:: The data ::

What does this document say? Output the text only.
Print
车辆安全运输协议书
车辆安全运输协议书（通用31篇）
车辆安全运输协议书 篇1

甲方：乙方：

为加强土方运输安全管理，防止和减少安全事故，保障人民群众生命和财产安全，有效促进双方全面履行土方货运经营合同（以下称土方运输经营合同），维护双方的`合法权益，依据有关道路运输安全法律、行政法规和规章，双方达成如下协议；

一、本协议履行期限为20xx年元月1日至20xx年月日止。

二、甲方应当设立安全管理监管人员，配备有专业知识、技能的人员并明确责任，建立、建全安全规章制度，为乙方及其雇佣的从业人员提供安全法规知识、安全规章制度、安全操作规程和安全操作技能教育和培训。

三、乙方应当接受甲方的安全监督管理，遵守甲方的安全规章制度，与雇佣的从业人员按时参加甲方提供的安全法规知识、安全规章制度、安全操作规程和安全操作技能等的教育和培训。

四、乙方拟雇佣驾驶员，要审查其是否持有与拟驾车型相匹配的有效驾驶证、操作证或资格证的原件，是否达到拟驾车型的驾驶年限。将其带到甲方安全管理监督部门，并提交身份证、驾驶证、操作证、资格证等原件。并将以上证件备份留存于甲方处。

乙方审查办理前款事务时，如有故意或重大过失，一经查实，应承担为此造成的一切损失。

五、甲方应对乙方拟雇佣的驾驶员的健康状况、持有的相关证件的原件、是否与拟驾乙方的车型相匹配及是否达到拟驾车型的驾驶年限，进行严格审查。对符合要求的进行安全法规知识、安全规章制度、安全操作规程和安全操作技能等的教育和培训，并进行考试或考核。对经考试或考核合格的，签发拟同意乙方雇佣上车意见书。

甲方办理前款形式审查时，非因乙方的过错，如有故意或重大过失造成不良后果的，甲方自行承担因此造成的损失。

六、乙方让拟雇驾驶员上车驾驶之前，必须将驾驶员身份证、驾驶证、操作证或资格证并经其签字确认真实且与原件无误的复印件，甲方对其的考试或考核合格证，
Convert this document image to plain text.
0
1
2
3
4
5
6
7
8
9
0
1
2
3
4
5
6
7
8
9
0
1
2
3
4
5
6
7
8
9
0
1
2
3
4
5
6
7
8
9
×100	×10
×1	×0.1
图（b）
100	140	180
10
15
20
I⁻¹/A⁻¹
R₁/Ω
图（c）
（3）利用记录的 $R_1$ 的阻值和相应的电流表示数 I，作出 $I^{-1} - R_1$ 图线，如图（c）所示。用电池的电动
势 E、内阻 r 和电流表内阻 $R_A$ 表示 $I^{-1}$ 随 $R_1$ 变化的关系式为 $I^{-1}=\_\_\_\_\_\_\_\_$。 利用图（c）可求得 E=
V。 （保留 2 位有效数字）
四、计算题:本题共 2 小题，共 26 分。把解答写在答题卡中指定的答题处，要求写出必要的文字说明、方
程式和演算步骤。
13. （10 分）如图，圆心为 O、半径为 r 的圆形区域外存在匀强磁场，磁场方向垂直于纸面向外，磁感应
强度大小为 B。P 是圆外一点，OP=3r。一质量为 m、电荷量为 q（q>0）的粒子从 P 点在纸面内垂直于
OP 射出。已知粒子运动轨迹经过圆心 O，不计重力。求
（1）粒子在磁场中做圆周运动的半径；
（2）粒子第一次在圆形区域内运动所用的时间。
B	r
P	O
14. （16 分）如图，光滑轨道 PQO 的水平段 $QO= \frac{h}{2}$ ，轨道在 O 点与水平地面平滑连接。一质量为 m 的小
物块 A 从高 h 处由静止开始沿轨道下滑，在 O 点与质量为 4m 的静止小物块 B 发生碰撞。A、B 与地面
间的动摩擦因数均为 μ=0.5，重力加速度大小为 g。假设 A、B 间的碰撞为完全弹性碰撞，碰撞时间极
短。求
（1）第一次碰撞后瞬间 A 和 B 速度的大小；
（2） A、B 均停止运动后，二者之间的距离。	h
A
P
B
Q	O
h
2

:::

What to produce>
Count each line where the string "安全操作规程和安全操作技能等的教育和培训" occurs, and write only the number.

Written solution>
2